[WHAT YOU WILL DO]
Search the material and gather each line with "quyền" in it.

[Start]

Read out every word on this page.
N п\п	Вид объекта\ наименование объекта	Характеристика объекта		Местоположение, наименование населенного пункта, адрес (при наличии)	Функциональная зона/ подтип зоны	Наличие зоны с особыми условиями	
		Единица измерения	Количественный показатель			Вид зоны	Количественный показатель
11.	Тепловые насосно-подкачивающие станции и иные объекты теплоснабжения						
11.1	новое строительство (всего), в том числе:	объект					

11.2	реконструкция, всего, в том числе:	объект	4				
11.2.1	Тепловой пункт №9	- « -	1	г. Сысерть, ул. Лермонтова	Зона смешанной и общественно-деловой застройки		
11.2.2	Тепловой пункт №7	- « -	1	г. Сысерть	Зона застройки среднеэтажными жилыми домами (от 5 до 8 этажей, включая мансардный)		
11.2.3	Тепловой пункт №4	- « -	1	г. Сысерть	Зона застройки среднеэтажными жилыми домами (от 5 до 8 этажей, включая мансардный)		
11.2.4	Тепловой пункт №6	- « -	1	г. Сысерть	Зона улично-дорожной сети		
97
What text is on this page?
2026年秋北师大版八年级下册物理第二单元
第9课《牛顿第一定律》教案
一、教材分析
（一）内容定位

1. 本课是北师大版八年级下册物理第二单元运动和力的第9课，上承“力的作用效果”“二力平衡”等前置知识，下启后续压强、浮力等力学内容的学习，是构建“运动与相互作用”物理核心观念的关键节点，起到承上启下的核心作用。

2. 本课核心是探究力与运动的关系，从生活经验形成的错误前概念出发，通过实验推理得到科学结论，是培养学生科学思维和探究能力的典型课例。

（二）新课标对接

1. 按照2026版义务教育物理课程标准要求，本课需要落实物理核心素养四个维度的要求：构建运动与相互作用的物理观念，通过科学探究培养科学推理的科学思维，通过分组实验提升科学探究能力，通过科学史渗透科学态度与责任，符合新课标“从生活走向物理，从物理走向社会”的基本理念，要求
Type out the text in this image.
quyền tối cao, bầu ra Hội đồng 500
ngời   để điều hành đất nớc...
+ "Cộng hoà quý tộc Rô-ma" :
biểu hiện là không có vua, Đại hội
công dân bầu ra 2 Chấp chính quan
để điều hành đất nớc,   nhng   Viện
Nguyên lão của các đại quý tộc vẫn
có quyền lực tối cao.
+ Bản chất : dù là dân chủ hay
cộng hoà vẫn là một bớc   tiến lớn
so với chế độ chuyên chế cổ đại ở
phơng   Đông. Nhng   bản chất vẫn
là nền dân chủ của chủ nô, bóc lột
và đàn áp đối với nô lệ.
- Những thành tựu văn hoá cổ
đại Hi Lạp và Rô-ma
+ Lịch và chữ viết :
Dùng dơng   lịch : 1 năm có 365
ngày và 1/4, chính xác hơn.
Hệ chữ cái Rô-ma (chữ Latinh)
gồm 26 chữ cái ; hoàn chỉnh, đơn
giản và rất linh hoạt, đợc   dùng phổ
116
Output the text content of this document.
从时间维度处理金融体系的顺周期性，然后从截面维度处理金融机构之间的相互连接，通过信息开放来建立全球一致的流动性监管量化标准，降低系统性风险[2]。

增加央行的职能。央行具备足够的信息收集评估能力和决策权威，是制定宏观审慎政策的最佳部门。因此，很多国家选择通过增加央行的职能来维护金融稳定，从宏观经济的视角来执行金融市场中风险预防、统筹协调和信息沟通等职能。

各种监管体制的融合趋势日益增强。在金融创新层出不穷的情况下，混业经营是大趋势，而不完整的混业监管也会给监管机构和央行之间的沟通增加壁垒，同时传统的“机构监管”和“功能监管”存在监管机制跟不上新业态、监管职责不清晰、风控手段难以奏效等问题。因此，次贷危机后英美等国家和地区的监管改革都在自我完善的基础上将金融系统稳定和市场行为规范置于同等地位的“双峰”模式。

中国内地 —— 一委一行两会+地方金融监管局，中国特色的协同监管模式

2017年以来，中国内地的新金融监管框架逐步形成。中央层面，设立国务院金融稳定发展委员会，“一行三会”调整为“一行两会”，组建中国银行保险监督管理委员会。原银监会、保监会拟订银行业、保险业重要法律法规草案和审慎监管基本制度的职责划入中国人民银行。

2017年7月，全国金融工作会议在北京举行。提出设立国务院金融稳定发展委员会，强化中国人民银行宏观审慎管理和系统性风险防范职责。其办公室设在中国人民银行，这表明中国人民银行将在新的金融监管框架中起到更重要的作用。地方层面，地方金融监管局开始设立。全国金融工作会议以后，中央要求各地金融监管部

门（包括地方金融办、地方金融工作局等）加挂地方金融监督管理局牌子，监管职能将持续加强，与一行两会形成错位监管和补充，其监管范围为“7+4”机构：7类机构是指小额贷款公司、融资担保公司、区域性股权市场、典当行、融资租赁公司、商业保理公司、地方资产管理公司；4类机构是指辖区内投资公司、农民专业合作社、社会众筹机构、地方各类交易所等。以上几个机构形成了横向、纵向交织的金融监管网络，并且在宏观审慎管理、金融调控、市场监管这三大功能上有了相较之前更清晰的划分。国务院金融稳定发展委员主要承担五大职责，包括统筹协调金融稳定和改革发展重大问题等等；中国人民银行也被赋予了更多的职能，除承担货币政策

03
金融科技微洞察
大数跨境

[End]

[REPLY TO THE TASK]
quyền tối cao, bầu ra Hội đồng 500
có quyền lực tối cao.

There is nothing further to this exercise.